**Task statement**
Type out the data exactly as given. Skip any image.

**Records shown**

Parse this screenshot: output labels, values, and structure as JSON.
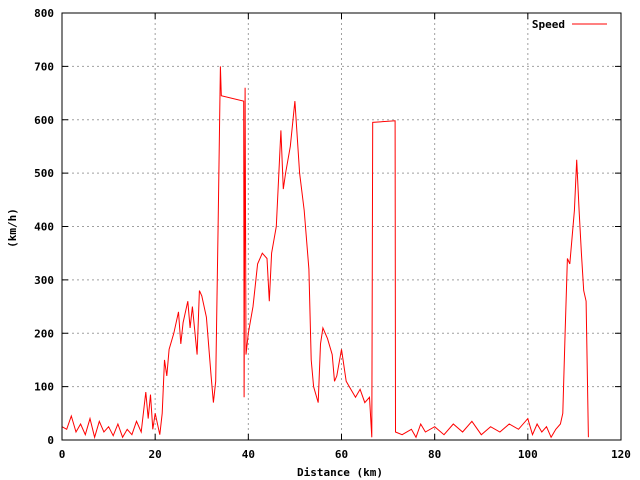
{
  "chart_data": {
    "type": "line",
    "title": "",
    "xlabel": "Distance (km)",
    "ylabel": "(km/h)",
    "xlim": [
      0,
      120
    ],
    "ylim": [
      0,
      800
    ],
    "x_ticks": [
      0,
      20,
      40,
      60,
      80,
      100,
      120
    ],
    "y_ticks": [
      0,
      100,
      200,
      300,
      400,
      500,
      600,
      700,
      800
    ],
    "grid": true,
    "legend_position": "top-right",
    "series": [
      {
        "name": "Speed",
        "color": "#ff0000",
        "points": [
          [
            0,
            25
          ],
          [
            1,
            20
          ],
          [
            2,
            45
          ],
          [
            3,
            15
          ],
          [
            4,
            30
          ],
          [
            5,
            10
          ],
          [
            6,
            40
          ],
          [
            7,
            5
          ],
          [
            8,
            35
          ],
          [
            9,
            15
          ],
          [
            10,
            25
          ],
          [
            11,
            8
          ],
          [
            12,
            30
          ],
          [
            13,
            5
          ],
          [
            14,
            20
          ],
          [
            15,
            10
          ],
          [
            16,
            35
          ],
          [
            17,
            15
          ],
          [
            18,
            90
          ],
          [
            18.5,
            40
          ],
          [
            19,
            85
          ],
          [
            19.5,
            20
          ],
          [
            20,
            50
          ],
          [
            21,
            10
          ],
          [
            21.5,
            50
          ],
          [
            22,
            150
          ],
          [
            22.5,
            120
          ],
          [
            23,
            170
          ],
          [
            24,
            200
          ],
          [
            25,
            240
          ],
          [
            25.5,
            180
          ],
          [
            26,
            220
          ],
          [
            27,
            260
          ],
          [
            27.5,
            210
          ],
          [
            28,
            250
          ],
          [
            29,
            160
          ],
          [
            29.5,
            280
          ],
          [
            30,
            270
          ],
          [
            31,
            230
          ],
          [
            32,
            120
          ],
          [
            32.5,
            70
          ],
          [
            33,
            110
          ],
          [
            33.5,
            400
          ],
          [
            34,
            700
          ],
          [
            34.2,
            645
          ],
          [
            39,
            635
          ],
          [
            39.1,
            80
          ],
          [
            39.3,
            660
          ],
          [
            39.5,
            160
          ],
          [
            40,
            200
          ],
          [
            41,
            250
          ],
          [
            42,
            330
          ],
          [
            43,
            350
          ],
          [
            44,
            340
          ],
          [
            44.5,
            260
          ],
          [
            45,
            350
          ],
          [
            46,
            400
          ],
          [
            47,
            580
          ],
          [
            47.5,
            470
          ],
          [
            48,
            500
          ],
          [
            49,
            550
          ],
          [
            50,
            635
          ],
          [
            51,
            500
          ],
          [
            52,
            430
          ],
          [
            53,
            320
          ],
          [
            53.5,
            150
          ],
          [
            54,
            100
          ],
          [
            55,
            70
          ],
          [
            55.5,
            180
          ],
          [
            56,
            210
          ],
          [
            57,
            190
          ],
          [
            58,
            160
          ],
          [
            58.5,
            110
          ],
          [
            59,
            120
          ],
          [
            60,
            170
          ],
          [
            61,
            110
          ],
          [
            62,
            95
          ],
          [
            63,
            80
          ],
          [
            64,
            95
          ],
          [
            65,
            70
          ],
          [
            66,
            80
          ],
          [
            66.5,
            5
          ],
          [
            66.7,
            595
          ],
          [
            71.5,
            598
          ],
          [
            71.6,
            15
          ],
          [
            73,
            10
          ],
          [
            75,
            20
          ],
          [
            76,
            5
          ],
          [
            77,
            30
          ],
          [
            78,
            15
          ],
          [
            80,
            25
          ],
          [
            82,
            10
          ],
          [
            84,
            30
          ],
          [
            86,
            15
          ],
          [
            88,
            35
          ],
          [
            90,
            10
          ],
          [
            92,
            25
          ],
          [
            94,
            15
          ],
          [
            96,
            30
          ],
          [
            98,
            20
          ],
          [
            100,
            40
          ],
          [
            101,
            10
          ],
          [
            102,
            30
          ],
          [
            103,
            15
          ],
          [
            104,
            25
          ],
          [
            105,
            5
          ],
          [
            106,
            20
          ],
          [
            107,
            30
          ],
          [
            107.5,
            50
          ],
          [
            108,
            200
          ],
          [
            108.5,
            340
          ],
          [
            109,
            330
          ],
          [
            109.5,
            380
          ],
          [
            110,
            430
          ],
          [
            110.5,
            525
          ],
          [
            111,
            430
          ],
          [
            111.5,
            350
          ],
          [
            112,
            280
          ],
          [
            112.5,
            260
          ],
          [
            113,
            5
          ]
        ]
      }
    ]
  }
}
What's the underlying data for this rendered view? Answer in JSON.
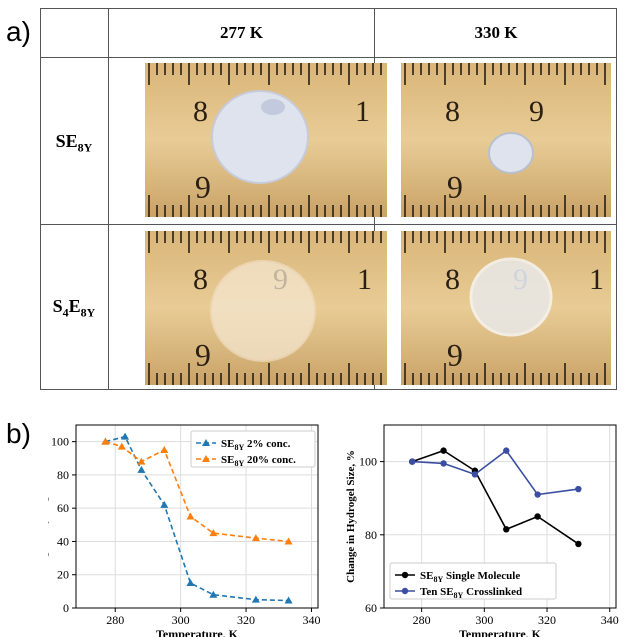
{
  "panel_a": {
    "label": "a)",
    "col_headers": [
      "277 K",
      "330 K"
    ],
    "rows": [
      {
        "base": "SE",
        "sub": "8Y"
      },
      {
        "pre": "S",
        "pre_sub": "4",
        "base": "E",
        "sub": "8Y"
      }
    ],
    "photos": [
      {
        "ruler_major": [
          "8",
          "1"
        ],
        "ruler_bottom": "6",
        "disc": "large white hydrogel disc"
      },
      {
        "ruler_major": [
          "8",
          "9"
        ],
        "ruler_bottom": "6",
        "disc": "small white hydrogel disc"
      },
      {
        "ruler_major": [
          "8",
          "9",
          "1"
        ],
        "ruler_bottom": "6",
        "disc": "large translucent hydrogel disc"
      },
      {
        "ruler_major": [
          "8",
          "9",
          "1"
        ],
        "ruler_bottom": "6",
        "disc": "medium translucent hydrogel disc"
      }
    ]
  },
  "panel_b": {
    "label": "b)"
  },
  "chart_data": [
    {
      "type": "line",
      "xlabel": "Temperature, K",
      "ylabel": "Change in Hydrogel Size, %",
      "xlim": [
        268,
        342
      ],
      "ylim": [
        0,
        110
      ],
      "xticks": [
        280,
        300,
        320,
        340
      ],
      "yticks": [
        0,
        20,
        40,
        60,
        80,
        100
      ],
      "grid": true,
      "legend_position": "top-right",
      "series": [
        {
          "name_base": "SE",
          "name_sub": "8Y",
          "name_tail": " 2% conc.",
          "color": "#1f77b4",
          "linestyle": "dashed",
          "marker": "triangle",
          "x": [
            277,
            283,
            288,
            295,
            303,
            310,
            323,
            333
          ],
          "y": [
            100,
            103,
            83,
            62,
            15,
            8,
            5,
            4.5
          ]
        },
        {
          "name_base": "SE",
          "name_sub": "8Y",
          "name_tail": " 20% conc.",
          "color": "#ff7f0e",
          "linestyle": "dashed",
          "marker": "triangle",
          "x": [
            277,
            282,
            288,
            295,
            303,
            310,
            323,
            333
          ],
          "y": [
            100,
            97,
            88,
            95,
            55,
            45,
            42,
            40
          ]
        }
      ]
    },
    {
      "type": "line",
      "xlabel": "Temperature, K",
      "ylabel": "Change in Hydrogel Size, %",
      "xlim": [
        268,
        342
      ],
      "ylim": [
        60,
        110
      ],
      "xticks": [
        280,
        300,
        320,
        340
      ],
      "yticks": [
        60,
        80,
        100
      ],
      "grid": true,
      "legend_position": "bottom-left",
      "series": [
        {
          "name_base": "SE",
          "name_sub": "8Y",
          "name_tail": " Single Molecule",
          "color": "#000000",
          "linestyle": "solid",
          "marker": "circle",
          "x": [
            277,
            287,
            297,
            307,
            317,
            330
          ],
          "y": [
            100,
            103,
            97.5,
            81.5,
            85,
            77.5
          ]
        },
        {
          "name_pre": "Ten ",
          "name_base": "SE",
          "name_sub": "8Y",
          "name_tail": " Crosslinked",
          "color": "#3b4ea1",
          "linestyle": "solid",
          "marker": "circle",
          "x": [
            277,
            287,
            297,
            307,
            317,
            330
          ],
          "y": [
            100,
            99.5,
            96.5,
            103,
            91,
            92.5
          ]
        }
      ]
    }
  ]
}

**Final answer**
Parse this screenshot: output labels, values, and structure as JSON.
{
  "chart_data": {
    "type": "line",
    "title": "",
    "xlabel": "Distance (km)",
    "ylabel": "(km/h)",
    "xlim": [
      0,
      120
    ],
    "ylim": [
      0,
      800
    ],
    "x_ticks": [
      0,
      20,
      40,
      60,
      80,
      100,
      120
    ],
    "y_ticks": [
      0,
      100,
      200,
      300,
      400,
      500,
      600,
      700,
      800
    ],
    "grid": true,
    "legend_position": "top-right",
    "series": [
      {
        "name": "Speed",
        "color": "#ff0000",
        "points": [
          [
            0,
            25
          ],
          [
            1,
            20
          ],
          [
            2,
            45
          ],
          [
            3,
            15
          ],
          [
            4,
            30
          ],
          [
            5,
            10
          ],
          [
            6,
            40
          ],
          [
            7,
            5
          ],
          [
            8,
            35
          ],
          [
            9,
            15
          ],
          [
            10,
            25
          ],
          [
            11,
            8
          ],
          [
            12,
            30
          ],
          [
            13,
            5
          ],
          [
            14,
            20
          ],
          [
            15,
            10
          ],
          [
            16,
            35
          ],
          [
            17,
            15
          ],
          [
            18,
            90
          ],
          [
            18.5,
            40
          ],
          [
            19,
            85
          ],
          [
            19.5,
            20
          ],
          [
            20,
            50
          ],
          [
            21,
            10
          ],
          [
            21.5,
            50
          ],
          [
            22,
            150
          ],
          [
            22.5,
            120
          ],
          [
            23,
            170
          ],
          [
            24,
            200
          ],
          [
            25,
            240
          ],
          [
            25.5,
            180
          ],
          [
            26,
            220
          ],
          [
            27,
            260
          ],
          [
            27.5,
            210
          ],
          [
            28,
            250
          ],
          [
            29,
            160
          ],
          [
            29.5,
            280
          ],
          [
            30,
            270
          ],
          [
            31,
            230
          ],
          [
            32,
            120
          ],
          [
            32.5,
            70
          ],
          [
            33,
            110
          ],
          [
            33.5,
            400
          ],
          [
            34,
            700
          ],
          [
            34.2,
            645
          ],
          [
            39,
            635
          ],
          [
            39.1,
            80
          ],
          [
            39.3,
            660
          ],
          [
            39.5,
            160
          ],
          [
            40,
            200
          ],
          [
            41,
            250
          ],
          [
            42,
            330
          ],
          [
            43,
            350
          ],
          [
            44,
            340
          ],
          [
            44.5,
            260
          ],
          [
            45,
            350
          ],
          [
            46,
            400
          ],
          [
            47,
            580
          ],
          [
            47.5,
            470
          ],
          [
            48,
            500
          ],
          [
            49,
            550
          ],
          [
            50,
            635
          ],
          [
            51,
            500
          ],
          [
            52,
            430
          ],
          [
            53,
            320
          ],
          [
            53.5,
            150
          ],
          [
            54,
            100
          ],
          [
            55,
            70
          ],
          [
            55.5,
            180
          ],
          [
            56,
            210
          ],
          [
            57,
            190
          ],
          [
            58,
            160
          ],
          [
            58.5,
            110
          ],
          [
            59,
            120
          ],
          [
            60,
            170
          ],
          [
            61,
            110
          ],
          [
            62,
            95
          ],
          [
            63,
            80
          ],
          [
            64,
            95
          ],
          [
            65,
            70
          ],
          [
            66,
            80
          ],
          [
            66.5,
            5
          ],
          [
            66.7,
            595
          ],
          [
            71.5,
            598
          ],
          [
            71.6,
            15
          ],
          [
            73,
            10
          ],
          [
            75,
            20
          ],
          [
            76,
            5
          ],
          [
            77,
            30
          ],
          [
            78,
            15
          ],
          [
            80,
            25
          ],
          [
            82,
            10
          ],
          [
            84,
            30
          ],
          [
            86,
            15
          ],
          [
            88,
            35
          ],
          [
            90,
            10
          ],
          [
            92,
            25
          ],
          [
            94,
            15
          ],
          [
            96,
            30
          ],
          [
            98,
            20
          ],
          [
            100,
            40
          ],
          [
            101,
            10
          ],
          [
            102,
            30
          ],
          [
            103,
            15
          ],
          [
            104,
            25
          ],
          [
            105,
            5
          ],
          [
            106,
            20
          ],
          [
            107,
            30
          ],
          [
            107.5,
            50
          ],
          [
            108,
            200
          ],
          [
            108.5,
            340
          ],
          [
            109,
            330
          ],
          [
            109.5,
            380
          ],
          [
            110,
            430
          ],
          [
            110.5,
            525
          ],
          [
            111,
            430
          ],
          [
            111.5,
            350
          ],
          [
            112,
            280
          ],
          [
            112.5,
            260
          ],
          [
            113,
            5
          ]
        ]
      }
    ]
  }
}
What's the underlying data for this rendered view? Answer in JSON.
{
  "panel_a": {
    "label": "a)",
    "col_headers": [
      "277 K",
      "330 K"
    ],
    "rows": [
      {
        "base": "SE",
        "sub": "8Y"
      },
      {
        "pre": "S",
        "pre_sub": "4",
        "base": "E",
        "sub": "8Y"
      }
    ],
    "photos": [
      {
        "ruler_major": [
          "8",
          "1"
        ],
        "ruler_bottom": "6",
        "disc": "large white hydrogel disc"
      },
      {
        "ruler_major": [
          "8",
          "9"
        ],
        "ruler_bottom": "6",
        "disc": "small white hydrogel disc"
      },
      {
        "ruler_major": [
          "8",
          "9",
          "1"
        ],
        "ruler_bottom": "6",
        "disc": "large translucent hydrogel disc"
      },
      {
        "ruler_major": [
          "8",
          "9",
          "1"
        ],
        "ruler_bottom": "6",
        "disc": "medium translucent hydrogel disc"
      }
    ]
  },
  "panel_b": {
    "label": "b)"
  },
  "chart_data": [
    {
      "type": "line",
      "xlabel": "Temperature, K",
      "ylabel": "Change in Hydrogel Size, %",
      "xlim": [
        268,
        342
      ],
      "ylim": [
        0,
        110
      ],
      "xticks": [
        280,
        300,
        320,
        340
      ],
      "yticks": [
        0,
        20,
        40,
        60,
        80,
        100
      ],
      "grid": true,
      "legend_position": "top-right",
      "series": [
        {
          "name_base": "SE",
          "name_sub": "8Y",
          "name_tail": " 2% conc.",
          "color": "#1f77b4",
          "linestyle": "dashed",
          "marker": "triangle",
          "x": [
            277,
            283,
            288,
            295,
            303,
            310,
            323,
            333
          ],
          "y": [
            100,
            103,
            83,
            62,
            15,
            8,
            5,
            4.5
          ]
        },
        {
          "name_base": "SE",
          "name_sub": "8Y",
          "name_tail": " 20% conc.",
          "color": "#ff7f0e",
          "linestyle": "dashed",
          "marker": "triangle",
          "x": [
            277,
            282,
            288,
            295,
            303,
            310,
            323,
            333
          ],
          "y": [
            100,
            97,
            88,
            95,
            55,
            45,
            42,
            40
          ]
        }
      ]
    },
    {
      "type": "line",
      "xlabel": "Temperature, K",
      "ylabel": "Change in Hydrogel Size, %",
      "xlim": [
        268,
        342
      ],
      "ylim": [
        60,
        110
      ],
      "xticks": [
        280,
        300,
        320,
        340
      ],
      "yticks": [
        60,
        80,
        100
      ],
      "grid": true,
      "legend_position": "bottom-left",
      "series": [
        {
          "name_base": "SE",
          "name_sub": "8Y",
          "name_tail": " Single Molecule",
          "color": "#000000",
          "linestyle": "solid",
          "marker": "circle",
          "x": [
            277,
            287,
            297,
            307,
            317,
            330
          ],
          "y": [
            100,
            103,
            97.5,
            81.5,
            85,
            77.5
          ]
        },
        {
          "name_pre": "Ten ",
          "name_base": "SE",
          "name_sub": "8Y",
          "name_tail": " Crosslinked",
          "color": "#3b4ea1",
          "linestyle": "solid",
          "marker": "circle",
          "x": [
            277,
            287,
            297,
            307,
            317,
            330
          ],
          "y": [
            100,
            99.5,
            96.5,
            103,
            91,
            92.5
          ]
        }
      ]
    }
  ]
}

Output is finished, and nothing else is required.